— START —
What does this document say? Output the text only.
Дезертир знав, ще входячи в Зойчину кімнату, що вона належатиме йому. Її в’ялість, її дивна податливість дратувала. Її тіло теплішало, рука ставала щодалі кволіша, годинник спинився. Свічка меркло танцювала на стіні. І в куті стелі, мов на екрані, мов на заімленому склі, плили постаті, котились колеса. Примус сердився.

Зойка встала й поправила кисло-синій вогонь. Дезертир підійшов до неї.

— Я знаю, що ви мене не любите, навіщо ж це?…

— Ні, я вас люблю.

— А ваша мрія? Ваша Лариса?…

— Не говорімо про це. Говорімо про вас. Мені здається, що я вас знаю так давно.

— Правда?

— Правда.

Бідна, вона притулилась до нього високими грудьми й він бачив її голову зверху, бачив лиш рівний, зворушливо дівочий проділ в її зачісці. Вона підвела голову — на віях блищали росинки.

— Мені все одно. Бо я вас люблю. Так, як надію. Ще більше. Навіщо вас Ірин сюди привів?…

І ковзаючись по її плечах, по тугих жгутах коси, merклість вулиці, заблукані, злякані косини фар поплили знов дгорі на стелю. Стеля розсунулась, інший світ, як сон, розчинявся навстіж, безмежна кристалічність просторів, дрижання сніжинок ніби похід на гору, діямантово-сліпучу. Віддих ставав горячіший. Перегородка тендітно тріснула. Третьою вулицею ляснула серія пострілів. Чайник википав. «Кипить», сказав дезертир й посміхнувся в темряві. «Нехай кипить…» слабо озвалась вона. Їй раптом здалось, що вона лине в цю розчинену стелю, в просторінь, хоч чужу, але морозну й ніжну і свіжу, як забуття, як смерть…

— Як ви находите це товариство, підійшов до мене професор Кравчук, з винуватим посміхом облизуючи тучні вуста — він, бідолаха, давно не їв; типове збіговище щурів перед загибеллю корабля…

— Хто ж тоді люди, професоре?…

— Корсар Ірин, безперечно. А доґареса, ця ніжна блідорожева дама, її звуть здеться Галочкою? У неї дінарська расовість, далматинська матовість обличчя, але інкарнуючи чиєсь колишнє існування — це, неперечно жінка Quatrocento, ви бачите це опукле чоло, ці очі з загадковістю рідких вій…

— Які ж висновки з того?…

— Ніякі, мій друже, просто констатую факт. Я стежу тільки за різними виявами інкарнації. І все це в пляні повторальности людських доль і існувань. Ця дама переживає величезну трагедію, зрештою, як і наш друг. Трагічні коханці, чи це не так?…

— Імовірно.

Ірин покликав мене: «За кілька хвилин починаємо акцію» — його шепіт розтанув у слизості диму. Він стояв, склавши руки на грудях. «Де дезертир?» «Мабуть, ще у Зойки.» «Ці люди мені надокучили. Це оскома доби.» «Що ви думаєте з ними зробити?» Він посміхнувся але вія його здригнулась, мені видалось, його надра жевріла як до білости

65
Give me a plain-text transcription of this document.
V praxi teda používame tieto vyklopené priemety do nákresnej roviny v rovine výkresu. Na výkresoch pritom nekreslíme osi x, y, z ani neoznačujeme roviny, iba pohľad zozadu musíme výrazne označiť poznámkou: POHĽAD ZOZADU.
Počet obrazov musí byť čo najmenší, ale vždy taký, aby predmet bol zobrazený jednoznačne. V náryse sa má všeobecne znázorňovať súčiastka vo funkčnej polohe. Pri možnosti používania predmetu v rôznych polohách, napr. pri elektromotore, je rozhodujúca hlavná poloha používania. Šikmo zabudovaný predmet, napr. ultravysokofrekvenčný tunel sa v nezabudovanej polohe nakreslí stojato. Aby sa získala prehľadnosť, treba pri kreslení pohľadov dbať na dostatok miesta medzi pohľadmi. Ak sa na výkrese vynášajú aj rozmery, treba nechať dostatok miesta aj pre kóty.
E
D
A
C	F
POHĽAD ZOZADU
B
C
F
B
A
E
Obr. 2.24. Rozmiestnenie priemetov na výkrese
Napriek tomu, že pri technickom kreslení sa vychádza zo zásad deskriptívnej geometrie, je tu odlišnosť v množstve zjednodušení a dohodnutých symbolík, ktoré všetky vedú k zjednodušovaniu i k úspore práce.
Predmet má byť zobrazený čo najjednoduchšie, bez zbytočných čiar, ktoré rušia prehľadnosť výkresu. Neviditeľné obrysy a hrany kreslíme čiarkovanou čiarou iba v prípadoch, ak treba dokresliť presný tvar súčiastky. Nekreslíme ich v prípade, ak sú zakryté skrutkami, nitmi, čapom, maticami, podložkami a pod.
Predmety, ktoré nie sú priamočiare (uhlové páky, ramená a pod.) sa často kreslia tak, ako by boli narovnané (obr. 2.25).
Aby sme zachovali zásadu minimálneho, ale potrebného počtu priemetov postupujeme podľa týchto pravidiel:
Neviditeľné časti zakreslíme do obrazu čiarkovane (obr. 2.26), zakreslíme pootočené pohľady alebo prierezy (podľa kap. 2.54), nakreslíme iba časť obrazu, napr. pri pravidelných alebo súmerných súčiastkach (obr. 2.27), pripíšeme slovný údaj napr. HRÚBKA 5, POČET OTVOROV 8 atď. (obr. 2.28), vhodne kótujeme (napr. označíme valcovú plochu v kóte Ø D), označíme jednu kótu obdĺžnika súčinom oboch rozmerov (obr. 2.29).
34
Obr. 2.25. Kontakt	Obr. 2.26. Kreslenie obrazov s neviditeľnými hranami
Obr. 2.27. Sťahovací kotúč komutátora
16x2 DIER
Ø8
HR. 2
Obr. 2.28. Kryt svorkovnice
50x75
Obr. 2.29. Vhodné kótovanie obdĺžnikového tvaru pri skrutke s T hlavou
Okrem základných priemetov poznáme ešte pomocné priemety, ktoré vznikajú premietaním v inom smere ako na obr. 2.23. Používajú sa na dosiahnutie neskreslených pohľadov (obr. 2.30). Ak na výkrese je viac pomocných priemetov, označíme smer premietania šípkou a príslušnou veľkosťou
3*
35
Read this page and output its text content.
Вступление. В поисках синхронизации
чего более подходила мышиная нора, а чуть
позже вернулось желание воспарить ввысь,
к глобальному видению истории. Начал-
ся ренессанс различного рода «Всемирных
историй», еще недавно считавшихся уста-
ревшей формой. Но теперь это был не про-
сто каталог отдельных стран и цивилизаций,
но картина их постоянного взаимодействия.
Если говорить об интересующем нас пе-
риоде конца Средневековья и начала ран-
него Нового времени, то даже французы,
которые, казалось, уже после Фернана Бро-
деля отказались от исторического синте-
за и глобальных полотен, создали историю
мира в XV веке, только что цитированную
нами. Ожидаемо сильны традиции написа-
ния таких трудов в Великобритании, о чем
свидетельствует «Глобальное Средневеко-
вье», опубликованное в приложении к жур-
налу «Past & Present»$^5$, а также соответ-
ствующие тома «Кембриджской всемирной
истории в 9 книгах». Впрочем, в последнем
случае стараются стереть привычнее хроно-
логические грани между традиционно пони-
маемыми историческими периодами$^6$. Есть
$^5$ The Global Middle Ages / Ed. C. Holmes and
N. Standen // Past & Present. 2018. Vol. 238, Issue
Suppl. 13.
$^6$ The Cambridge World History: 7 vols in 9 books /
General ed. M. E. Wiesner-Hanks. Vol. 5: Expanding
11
— END —
### GIVEN INSTRUCTION
Please reproduce each line exactly as written.

### FINISHED TASK
What does this document say? Output the text only.
Дезертир знав, ще входячи в Зойчину кімнату, що вона належатиме йому. Її в’ялість, її дивна податливість дратувала. Її тіло теплішало, рука ставала щодалі кволіша, годинник спинився. Свічка меркло танцювала на стіні. І в куті стелі, мов на екрані, мов на заімленому склі, плили постаті, котились колеса. Примус сердився.

Зойка встала й поправила кисло-синій вогонь. Дезертир підійшов до неї.

— Я знаю, що ви мене не любите, навіщо ж це?…

— Ні, я вас люблю.

— А ваша мрія? Ваша Лариса?…

— Не говорімо про це. Говорімо про вас. Мені здається, що я вас знаю так давно.

— Правда?

— Правда.

Бідна, вона притулилась до нього високими грудьми й він бачив її голову зверху, бачив лиш рівний, зворушливо дівочий проділ в її зачісці. Вона підвела голову — на віях блищали росинки.

— Мені все одно. Бо я вас люблю. Так, як надію. Ще більше. Навіщо вас Ірин сюди привів?…

І ковзаючись по її плечах, по тугих жгутах коси, merклість вулиці, заблукані, злякані косини фар поплили знов дгорі на стелю. Стеля розсунулась, інший світ, як сон, розчинявся навстіж, безмежна кристалічність просторів, дрижання сніжинок ніби похід на гору, діямантово-сліпучу. Віддих ставав горячіший. Перегородка тендітно тріснула. Третьою вулицею ляснула серія пострілів. Чайник википав. «Кипить», сказав дезертир й посміхнувся в темряві. «Нехай кипить…» слабо озвалась вона. Їй раптом здалось, що вона лине в цю розчинену стелю, в просторінь, хоч чужу, але морозну й ніжну і свіжу, як забуття, як смерть…

— Як ви находите це товариство, підійшов до мене професор Кравчук, з винуватим посміхом облизуючи тучні вуста — він, бідолаха, давно не їв; типове збіговище щурів перед загибеллю корабля…

— Хто ж тоді люди, професоре?…

— Корсар Ірин, безперечно. А доґареса, ця ніжна блідорожева дама, її звуть здеться Галочкою? У неї дінарська расовість, далматинська матовість обличчя, але інкарнуючи чиєсь колишнє існування — це, неперечно жінка Quatrocento, ви бачите це опукле чоло, ці очі з загадковістю рідких вій…

— Які ж висновки з того?…

— Ніякі, мій друже, просто констатую факт. Я стежу тільки за різними виявами інкарнації. І все це в пляні повторальности людських доль і існувань. Ця дама переживає величезну трагедію, зрештою, як і наш друг. Трагічні коханці, чи це не так?…

— Імовірно.

Ірин покликав мене: «За кілька хвилин починаємо акцію» — його шепіт розтанув у слизості диму. Він стояв, склавши руки на грудях. «Де дезертир?» «Мабуть, ще у Зойки.» «Ці люди мені надокучили. Це оскома доби.» «Що ви думаєте з ними зробити?» Він посміхнувся але вія його здригнулась, мені видалось, його надра жевріла як до білости

65
Give me a plain-text transcription of this document.
V praxi teda používame tieto vyklopené priemety do nákresnej roviny v rovine výkresu. Na výkresoch pritom nekreslíme osi x, y, z ani neoznačujeme roviny, iba pohľad zozadu musíme výrazne označiť poznámkou: POHĽAD ZOZADU.
Počet obrazov musí byť čo najmenší, ale vždy taký, aby predmet bol zobrazený jednoznačne. V náryse sa má všeobecne znázorňovať súčiastka vo funkčnej polohe. Pri možnosti používania predmetu v rôznych polohách, napr. pri elektromotore, je rozhodujúca hlavná poloha používania. Šikmo zabudovaný predmet, napr. ultravysokofrekvenčný tunel sa v nezabudovanej polohe nakreslí stojato. Aby sa získala prehľadnosť, treba pri kreslení pohľadov dbať na dostatok miesta medzi pohľadmi. Ak sa na výkrese vynášajú aj rozmery, treba nechať dostatok miesta aj pre kóty.
E
D
A
C	F
POHĽAD ZOZADU
B
C
F
B
A
E
Obr. 2.24. Rozmiestnenie priemetov na výkrese
Napriek tomu, že pri technickom kreslení sa vychádza zo zásad deskriptívnej geometrie, je tu odlišnosť v množstve zjednodušení a dohodnutých symbolík, ktoré všetky vedú k zjednodušovaniu i k úspore práce.
Predmet má byť zobrazený čo najjednoduchšie, bez zbytočných čiar, ktoré rušia prehľadnosť výkresu. Neviditeľné obrysy a hrany kreslíme čiarkovanou čiarou iba v prípadoch, ak treba dokresliť presný tvar súčiastky. Nekreslíme ich v prípade, ak sú zakryté skrutkami, nitmi, čapom, maticami, podložkami a pod.
Predmety, ktoré nie sú priamočiare (uhlové páky, ramená a pod.) sa často kreslia tak, ako by boli narovnané (obr. 2.25).
Aby sme zachovali zásadu minimálneho, ale potrebného počtu priemetov postupujeme podľa týchto pravidiel:
Neviditeľné časti zakreslíme do obrazu čiarkovane (obr. 2.26), zakreslíme pootočené pohľady alebo prierezy (podľa kap. 2.54), nakreslíme iba časť obrazu, napr. pri pravidelných alebo súmerných súčiastkach (obr. 2.27), pripíšeme slovný údaj napr. HRÚBKA 5, POČET OTVOROV 8 atď. (obr. 2.28), vhodne kótujeme (napr. označíme valcovú plochu v kóte Ø D), označíme jednu kótu obdĺžnika súčinom oboch rozmerov (obr. 2.29).
34
Obr. 2.25. Kontakt	Obr. 2.26. Kreslenie obrazov s neviditeľnými hranami
Obr. 2.27. Sťahovací kotúč komutátora
16x2 DIER
Ø8
HR. 2
Obr. 2.28. Kryt svorkovnice
50x75
Obr. 2.29. Vhodné kótovanie obdĺžnikového tvaru pri skrutke s T hlavou
Okrem základných priemetov poznáme ešte pomocné priemety, ktoré vznikajú premietaním v inom smere ako na obr. 2.23. Používajú sa na dosiahnutie neskreslených pohľadov (obr. 2.30). Ak na výkrese je viac pomocných priemetov, označíme smer premietania šípkou a príslušnou veľkosťou
3*
35
Read this page and output its text content.
Вступление. В поисках синхронизации
чего более подходила мышиная нора, а чуть
позже вернулось желание воспарить ввысь,
к глобальному видению истории. Начал-
ся ренессанс различного рода «Всемирных
историй», еще недавно считавшихся уста-
ревшей формой. Но теперь это был не про-
сто каталог отдельных стран и цивилизаций,
но картина их постоянного взаимодействия.
Если говорить об интересующем нас пе-
риоде конца Средневековья и начала ран-
него Нового времени, то даже французы,
которые, казалось, уже после Фернана Бро-
деля отказались от исторического синте-
за и глобальных полотен, создали историю
мира в XV веке, только что цитированную
нами. Ожидаемо сильны традиции написа-
ния таких трудов в Великобритании, о чем
свидетельствует «Глобальное Средневеко-
вье», опубликованное в приложении к жур-
налу «Past & Present»$^5$, а также соответ-
ствующие тома «Кембриджской всемирной
истории в 9 книгах». Впрочем, в последнем
случае стараются стереть привычнее хроно-
логические грани между традиционно пони-
маемыми историческими периодами$^6$. Есть
$^5$ The Global Middle Ages / Ed. C. Holmes and
N. Standen // Past & Present. 2018. Vol. 238, Issue
Suppl. 13.
$^6$ The Cambridge World History: 7 vols in 9 books /
General ed. M. E. Wiesner-Hanks. Vol. 5: Expanding
11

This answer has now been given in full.